Copy out every line of the records below word for word, leaving out the pictures.
::::
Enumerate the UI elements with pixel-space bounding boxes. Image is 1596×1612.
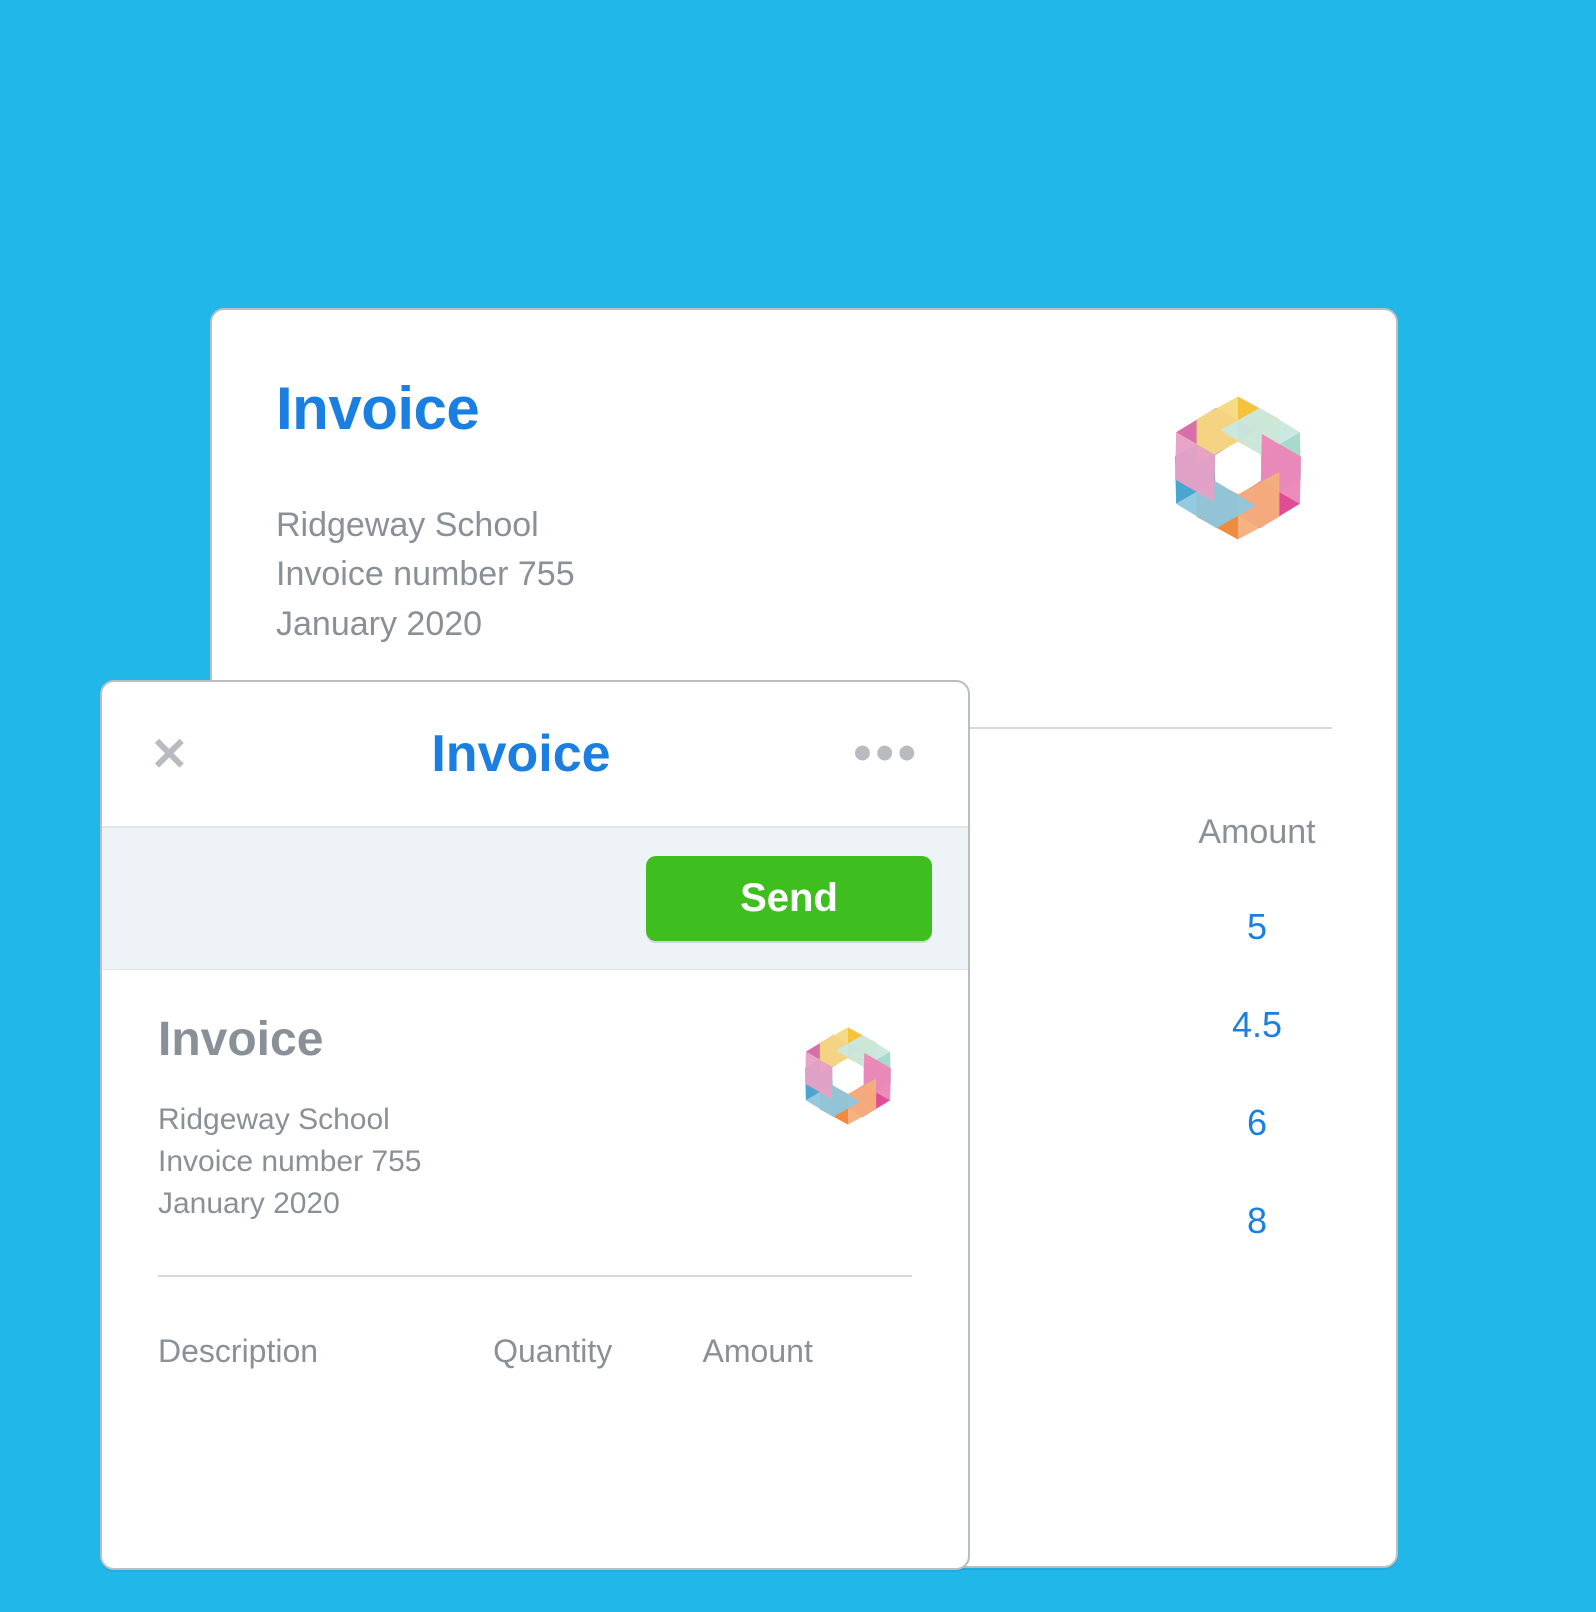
company-logo-icon (1144, 374, 1332, 562)
amount-value: 8 (1182, 1200, 1332, 1242)
column-header-description: Description (158, 1333, 493, 1370)
amount-value: 5 (1182, 906, 1332, 948)
column-header-amount: Amount (703, 1333, 912, 1370)
invoice-modal-mobile: ✕ Invoice ••• Send Invoice Ridgeway Scho… (100, 680, 970, 1570)
invoice-date: January 2020 (276, 600, 575, 649)
send-button[interactable]: Send (646, 856, 932, 941)
action-bar: Send (102, 828, 968, 970)
invoice-number: Invoice number 755 (158, 1141, 422, 1183)
invoice-columns: Description Quantity Amount (158, 1333, 912, 1370)
divider (158, 1275, 912, 1277)
invoice-date: January 2020 (158, 1183, 422, 1225)
invoice-number: Invoice number 755 (276, 550, 575, 599)
modal-header: ✕ Invoice ••• (102, 682, 968, 828)
invoice-title: Invoice (276, 374, 575, 443)
close-icon[interactable]: ✕ (150, 731, 189, 777)
customer-name: Ridgeway School (158, 1099, 422, 1141)
amount-value: 6 (1182, 1102, 1332, 1144)
amount-value: 4.5 (1182, 1004, 1332, 1046)
customer-name: Ridgeway School (276, 501, 575, 550)
modal-title: Invoice (431, 724, 610, 784)
invoice-subtitle: Invoice (158, 1012, 422, 1067)
column-header-quantity: Quantity (493, 1333, 702, 1370)
column-header-amount: Amount (1182, 813, 1332, 852)
more-options-icon[interactable]: ••• (853, 746, 920, 762)
company-logo-icon (784, 1012, 912, 1140)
::::
[Written response]
Enumerate the UI elements with pixel-space bounding boxes. Image is 1596×1612.
company-logo-icon (1144, 374, 1332, 562)
amount-value: 8 (1182, 1200, 1332, 1242)
column-header-description: Description (158, 1333, 493, 1370)
amount-value: 5 (1182, 906, 1332, 948)
column-header-amount: Amount (703, 1333, 912, 1370)
invoice-modal-mobile: ✕ Invoice ••• Send Invoice Ridgeway Scho… (100, 680, 970, 1570)
invoice-date: January 2020 (276, 600, 575, 649)
send-button[interactable]: Send (646, 856, 932, 941)
action-bar: Send (102, 828, 968, 970)
invoice-number: Invoice number 755 (158, 1141, 422, 1183)
invoice-columns: Description Quantity Amount (158, 1333, 912, 1370)
divider (158, 1275, 912, 1277)
invoice-date: January 2020 (158, 1183, 422, 1225)
invoice-number: Invoice number 755 (276, 550, 575, 599)
modal-header: ✕ Invoice ••• (102, 682, 968, 828)
invoice-title: Invoice (276, 374, 575, 443)
close-icon[interactable]: ✕ (150, 731, 189, 777)
customer-name: Ridgeway School (158, 1099, 422, 1141)
amount-value: 6 (1182, 1102, 1332, 1144)
amount-value: 4.5 (1182, 1004, 1332, 1046)
customer-name: Ridgeway School (276, 501, 575, 550)
modal-title: Invoice (431, 724, 610, 784)
invoice-subtitle: Invoice (158, 1012, 422, 1067)
column-header-quantity: Quantity (493, 1333, 702, 1370)
column-header-amount: Amount (1182, 813, 1332, 852)
more-options-icon[interactable]: ••• (853, 746, 920, 762)
company-logo-icon (784, 1012, 912, 1140)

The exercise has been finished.